[TASK] Reproduce all of the material exactly as shown.

↓

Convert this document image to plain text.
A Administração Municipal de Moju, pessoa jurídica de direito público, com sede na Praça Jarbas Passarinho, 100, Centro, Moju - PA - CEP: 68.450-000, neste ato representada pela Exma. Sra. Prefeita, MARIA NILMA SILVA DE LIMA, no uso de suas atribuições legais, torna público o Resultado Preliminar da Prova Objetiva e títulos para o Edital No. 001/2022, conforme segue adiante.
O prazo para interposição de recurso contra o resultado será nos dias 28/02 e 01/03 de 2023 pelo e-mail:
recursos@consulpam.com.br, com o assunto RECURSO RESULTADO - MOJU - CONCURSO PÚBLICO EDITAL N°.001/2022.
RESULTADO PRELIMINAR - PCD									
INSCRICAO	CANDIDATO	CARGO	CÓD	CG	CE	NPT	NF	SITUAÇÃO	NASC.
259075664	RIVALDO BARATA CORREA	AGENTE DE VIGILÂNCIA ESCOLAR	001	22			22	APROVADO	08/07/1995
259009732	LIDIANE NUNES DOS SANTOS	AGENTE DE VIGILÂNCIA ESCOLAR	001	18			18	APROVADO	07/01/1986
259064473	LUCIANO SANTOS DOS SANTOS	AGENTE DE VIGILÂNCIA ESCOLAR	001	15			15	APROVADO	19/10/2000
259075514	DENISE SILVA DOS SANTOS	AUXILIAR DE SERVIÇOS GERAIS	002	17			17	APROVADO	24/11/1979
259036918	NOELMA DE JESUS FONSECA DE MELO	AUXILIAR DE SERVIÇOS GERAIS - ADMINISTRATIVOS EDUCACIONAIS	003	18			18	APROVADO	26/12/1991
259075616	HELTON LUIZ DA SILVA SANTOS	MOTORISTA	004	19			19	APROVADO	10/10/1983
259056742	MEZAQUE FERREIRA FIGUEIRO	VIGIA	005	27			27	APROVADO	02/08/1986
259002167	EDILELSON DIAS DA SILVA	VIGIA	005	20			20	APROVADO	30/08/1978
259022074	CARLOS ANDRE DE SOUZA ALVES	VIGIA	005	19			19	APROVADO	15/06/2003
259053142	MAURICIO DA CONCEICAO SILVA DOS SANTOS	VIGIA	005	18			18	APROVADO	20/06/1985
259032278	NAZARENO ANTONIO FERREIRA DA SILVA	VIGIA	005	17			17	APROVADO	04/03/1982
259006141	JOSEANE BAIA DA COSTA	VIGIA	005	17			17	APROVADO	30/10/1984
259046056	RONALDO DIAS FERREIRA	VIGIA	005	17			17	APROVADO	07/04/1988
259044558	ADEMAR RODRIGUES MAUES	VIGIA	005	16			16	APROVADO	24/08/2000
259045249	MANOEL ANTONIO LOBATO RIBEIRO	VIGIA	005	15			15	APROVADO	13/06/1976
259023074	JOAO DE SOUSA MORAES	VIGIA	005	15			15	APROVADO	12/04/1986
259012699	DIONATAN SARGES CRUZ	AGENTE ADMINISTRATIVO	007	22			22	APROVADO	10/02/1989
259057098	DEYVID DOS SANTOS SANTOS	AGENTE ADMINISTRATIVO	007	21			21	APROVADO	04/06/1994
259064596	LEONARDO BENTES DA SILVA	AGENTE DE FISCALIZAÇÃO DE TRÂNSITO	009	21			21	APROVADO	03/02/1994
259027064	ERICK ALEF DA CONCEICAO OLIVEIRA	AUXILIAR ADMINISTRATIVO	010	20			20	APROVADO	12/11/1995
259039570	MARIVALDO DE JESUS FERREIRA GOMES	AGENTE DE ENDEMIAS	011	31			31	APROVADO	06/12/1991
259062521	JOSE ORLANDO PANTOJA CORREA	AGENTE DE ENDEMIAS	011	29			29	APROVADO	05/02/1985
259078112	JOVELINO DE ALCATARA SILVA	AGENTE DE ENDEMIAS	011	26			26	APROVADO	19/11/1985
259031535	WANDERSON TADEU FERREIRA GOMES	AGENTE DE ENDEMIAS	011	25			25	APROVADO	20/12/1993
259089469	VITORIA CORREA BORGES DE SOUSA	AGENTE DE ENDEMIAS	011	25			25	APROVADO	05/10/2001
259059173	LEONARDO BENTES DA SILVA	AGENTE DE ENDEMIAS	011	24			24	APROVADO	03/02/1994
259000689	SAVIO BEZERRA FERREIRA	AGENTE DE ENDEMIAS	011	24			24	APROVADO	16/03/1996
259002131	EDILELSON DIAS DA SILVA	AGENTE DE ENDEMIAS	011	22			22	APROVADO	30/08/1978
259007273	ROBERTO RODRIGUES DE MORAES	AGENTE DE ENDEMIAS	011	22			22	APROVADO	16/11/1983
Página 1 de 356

↑

[WRITTEN RESPONSE]
Convert this document image to plain text.
A Administração Municipal de Moju, pessoa jurídica de direito público, com sede na Praça Jarbas Passarinho, 100, Centro, Moju - PA - CEP: 68.450-000, neste ato representada pela Exma. Sra. Prefeita, MARIA NILMA SILVA DE LIMA, no uso de suas atribuições legais, torna público o Resultado Preliminar da Prova Objetiva e títulos para o Edital No. 001/2022, conforme segue adiante.
O prazo para interposição de recurso contra o resultado será nos dias 28/02 e 01/03 de 2023 pelo e-mail:
recursos@consulpam.com.br, com o assunto RECURSO RESULTADO - MOJU - CONCURSO PÚBLICO EDITAL N°.001/2022.
RESULTADO PRELIMINAR - PCD									
INSCRICAO	CANDIDATO	CARGO	CÓD	CG	CE	NPT	NF	SITUAÇÃO	NASC.
259075664	RIVALDO BARATA CORREA	AGENTE DE VIGILÂNCIA ESCOLAR	001	22			22	APROVADO	08/07/1995
259009732	LIDIANE NUNES DOS SANTOS	AGENTE DE VIGILÂNCIA ESCOLAR	001	18			18	APROVADO	07/01/1986
259064473	LUCIANO SANTOS DOS SANTOS	AGENTE DE VIGILÂNCIA ESCOLAR	001	15			15	APROVADO	19/10/2000
259075514	DENISE SILVA DOS SANTOS	AUXILIAR DE SERVIÇOS GERAIS	002	17			17	APROVADO	24/11/1979
259036918	NOELMA DE JESUS FONSECA DE MELO	AUXILIAR DE SERVIÇOS GERAIS - ADMINISTRATIVOS EDUCACIONAIS	003	18			18	APROVADO	26/12/1991
259075616	HELTON LUIZ DA SILVA SANTOS	MOTORISTA	004	19			19	APROVADO	10/10/1983
259056742	MEZAQUE FERREIRA FIGUEIRO	VIGIA	005	27			27	APROVADO	02/08/1986
259002167	EDILELSON DIAS DA SILVA	VIGIA	005	20			20	APROVADO	30/08/1978
259022074	CARLOS ANDRE DE SOUZA ALVES	VIGIA	005	19			19	APROVADO	15/06/2003
259053142	MAURICIO DA CONCEICAO SILVA DOS SANTOS	VIGIA	005	18			18	APROVADO	20/06/1985
259032278	NAZARENO ANTONIO FERREIRA DA SILVA	VIGIA	005	17			17	APROVADO	04/03/1982
259006141	JOSEANE BAIA DA COSTA	VIGIA	005	17			17	APROVADO	30/10/1984
259046056	RONALDO DIAS FERREIRA	VIGIA	005	17			17	APROVADO	07/04/1988
259044558	ADEMAR RODRIGUES MAUES	VIGIA	005	16			16	APROVADO	24/08/2000
259045249	MANOEL ANTONIO LOBATO RIBEIRO	VIGIA	005	15			15	APROVADO	13/06/1976
259023074	JOAO DE SOUSA MORAES	VIGIA	005	15			15	APROVADO	12/04/1986
259012699	DIONATAN SARGES CRUZ	AGENTE ADMINISTRATIVO	007	22			22	APROVADO	10/02/1989
259057098	DEYVID DOS SANTOS SANTOS	AGENTE ADMINISTRATIVO	007	21			21	APROVADO	04/06/1994
259064596	LEONARDO BENTES DA SILVA	AGENTE DE FISCALIZAÇÃO DE TRÂNSITO	009	21			21	APROVADO	03/02/1994
259027064	ERICK ALEF DA CONCEICAO OLIVEIRA	AUXILIAR ADMINISTRATIVO	010	20			20	APROVADO	12/11/1995
259039570	MARIVALDO DE JESUS FERREIRA GOMES	AGENTE DE ENDEMIAS	011	31			31	APROVADO	06/12/1991
259062521	JOSE ORLANDO PANTOJA CORREA	AGENTE DE ENDEMIAS	011	29			29	APROVADO	05/02/1985
259078112	JOVELINO DE ALCATARA SILVA	AGENTE DE ENDEMIAS	011	26			26	APROVADO	19/11/1985
259031535	WANDERSON TADEU FERREIRA GOMES	AGENTE DE ENDEMIAS	011	25			25	APROVADO	20/12/1993
259089469	VITORIA CORREA BORGES DE SOUSA	AGENTE DE ENDEMIAS	011	25			25	APROVADO	05/10/2001
259059173	LEONARDO BENTES DA SILVA	AGENTE DE ENDEMIAS	011	24			24	APROVADO	03/02/1994
259000689	SAVIO BEZERRA FERREIRA	AGENTE DE ENDEMIAS	011	24			24	APROVADO	16/03/1996
259002131	EDILELSON DIAS DA SILVA	AGENTE DE ENDEMIAS	011	22			22	APROVADO	30/08/1978
259007273	ROBERTO RODRIGUES DE MORAES	AGENTE DE ENDEMIAS	011	22			22	APROVADO	16/11/1983
Página 1 de 356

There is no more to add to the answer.